Extracted material>
******************************

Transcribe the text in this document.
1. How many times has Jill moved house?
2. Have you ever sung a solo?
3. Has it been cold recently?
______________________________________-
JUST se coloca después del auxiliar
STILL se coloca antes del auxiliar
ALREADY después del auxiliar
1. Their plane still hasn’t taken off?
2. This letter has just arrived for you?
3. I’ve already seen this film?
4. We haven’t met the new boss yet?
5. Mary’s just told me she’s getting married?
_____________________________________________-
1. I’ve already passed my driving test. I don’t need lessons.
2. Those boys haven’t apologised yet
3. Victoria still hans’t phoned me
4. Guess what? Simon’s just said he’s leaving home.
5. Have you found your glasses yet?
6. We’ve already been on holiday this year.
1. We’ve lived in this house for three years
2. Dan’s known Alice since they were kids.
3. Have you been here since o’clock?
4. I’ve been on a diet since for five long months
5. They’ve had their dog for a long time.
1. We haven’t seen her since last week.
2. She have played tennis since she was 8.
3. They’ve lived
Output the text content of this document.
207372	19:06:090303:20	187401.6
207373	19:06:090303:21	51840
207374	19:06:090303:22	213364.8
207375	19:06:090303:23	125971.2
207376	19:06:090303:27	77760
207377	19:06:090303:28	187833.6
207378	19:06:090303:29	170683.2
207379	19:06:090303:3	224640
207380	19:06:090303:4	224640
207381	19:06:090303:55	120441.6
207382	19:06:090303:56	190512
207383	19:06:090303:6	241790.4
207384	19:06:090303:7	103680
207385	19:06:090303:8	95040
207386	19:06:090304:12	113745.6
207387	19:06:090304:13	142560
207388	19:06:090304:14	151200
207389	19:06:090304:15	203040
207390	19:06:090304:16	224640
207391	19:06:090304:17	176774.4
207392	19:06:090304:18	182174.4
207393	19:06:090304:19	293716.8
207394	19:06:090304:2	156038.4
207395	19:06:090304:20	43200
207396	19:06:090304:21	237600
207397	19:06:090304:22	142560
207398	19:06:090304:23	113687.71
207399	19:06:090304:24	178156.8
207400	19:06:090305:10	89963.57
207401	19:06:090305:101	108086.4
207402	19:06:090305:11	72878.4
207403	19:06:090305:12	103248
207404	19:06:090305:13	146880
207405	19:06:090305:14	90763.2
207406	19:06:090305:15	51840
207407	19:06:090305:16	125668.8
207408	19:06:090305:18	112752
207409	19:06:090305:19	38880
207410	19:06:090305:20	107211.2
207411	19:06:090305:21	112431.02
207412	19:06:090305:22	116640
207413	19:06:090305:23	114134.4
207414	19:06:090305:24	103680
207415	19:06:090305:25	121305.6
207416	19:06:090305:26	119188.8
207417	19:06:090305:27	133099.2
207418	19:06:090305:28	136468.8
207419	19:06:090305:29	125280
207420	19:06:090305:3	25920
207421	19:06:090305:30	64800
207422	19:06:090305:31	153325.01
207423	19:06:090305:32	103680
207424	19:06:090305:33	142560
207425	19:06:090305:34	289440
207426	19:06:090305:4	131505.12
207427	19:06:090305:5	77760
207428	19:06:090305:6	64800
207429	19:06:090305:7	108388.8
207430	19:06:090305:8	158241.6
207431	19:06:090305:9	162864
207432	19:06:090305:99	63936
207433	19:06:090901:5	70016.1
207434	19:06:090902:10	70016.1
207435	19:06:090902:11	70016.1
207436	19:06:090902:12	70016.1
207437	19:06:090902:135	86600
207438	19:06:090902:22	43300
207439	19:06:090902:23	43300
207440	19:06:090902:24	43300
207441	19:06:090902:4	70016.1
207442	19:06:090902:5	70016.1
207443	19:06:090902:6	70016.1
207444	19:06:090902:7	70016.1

******************************

Copy each line of the data that contains the word "lived".

1. We’ve lived in this house for three years
3. They’ve lived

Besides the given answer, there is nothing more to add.